◆ WHAT IS REQUIRED
Pick out the lines below that contain the string "content" and copy them all.

◆ EXTRACTED ENTRIES
+===+
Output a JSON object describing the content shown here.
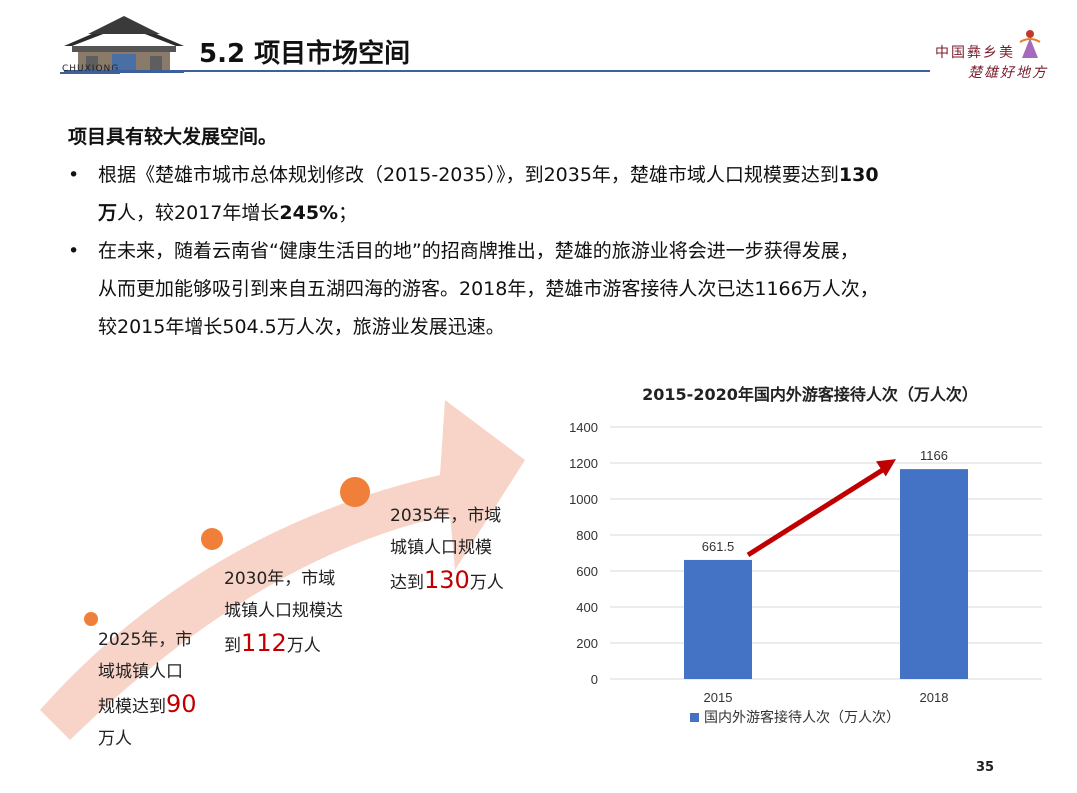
{
  "header": {
    "title": "5.2 项目市场空间",
    "logo_left_text": "CHUXIONG",
    "logo_right_line1": "中国彝乡美",
    "logo_right_line2": "楚雄好地方"
  },
  "content": {
    "heading": "项目具有较大发展空间。",
    "bullet_symbol": "•",
    "b1_p1": "根据《楚雄市城市总体规划修改（2015-2035）》，到2035年，楚雄市域人口规模要达到",
    "b1_hl1": "130",
    "b1_hl2": "万",
    "b1_p2": "人，较2017年增长",
    "b1_hl3": "245%",
    "b1_p3": "；",
    "b2_l1": "在未来，随着云南省“健康生活目的地”的招商牌推出，楚雄的旅游业将会进一步获得发展，",
    "b2_l2": "从而更加能够吸引到来自五湖四海的游客。2018年，楚雄市游客接待人次已达1166万人次，",
    "b2_l3": "较2015年增长504.5万人次，旅游业发展迅速。"
  },
  "steps": [
    {
      "l1": "2025年，市",
      "l2": "域城镇人口",
      "l3": "规模达到",
      "num": "90",
      "l4": "万人"
    },
    {
      "l1": "2030年，市域",
      "l2": "城镇人口规模达",
      "l3": "到",
      "num": "112",
      "l4": "万人"
    },
    {
      "l1": "2035年，市域",
      "l2": "城镇人口规模",
      "l3": "达到",
      "num": "130",
      "l4": "万人"
    }
  ],
  "chart_data": {
    "type": "bar",
    "title": "2015-2020年国内外游客接待人次（万人次）",
    "categories": [
      "2015",
      "2018"
    ],
    "series": [
      {
        "name": "国内外游客接待人次（万人次）",
        "values": [
          661.5,
          1166
        ]
      }
    ],
    "value_labels": [
      "661.5",
      "1166"
    ],
    "ylim": [
      0,
      1400
    ],
    "yticks": [
      0,
      200,
      400,
      600,
      800,
      1000,
      1200,
      1400
    ],
    "grid": true,
    "legend": "bottom",
    "bar_color": "#4472c4",
    "trend_arrow_color": "#c00000"
  },
  "colors": {
    "accent_blue": "#3d5f9c",
    "highlight_red": "#c00000",
    "arrow_fill": "#f8d3c7",
    "dot_orange": "#f07f3a"
  },
  "footer": {
    "page_number": "35"
  }
}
+===+
◆ REPLY TO THE TASK
Output a JSON object describing the content shown here.
  "content": {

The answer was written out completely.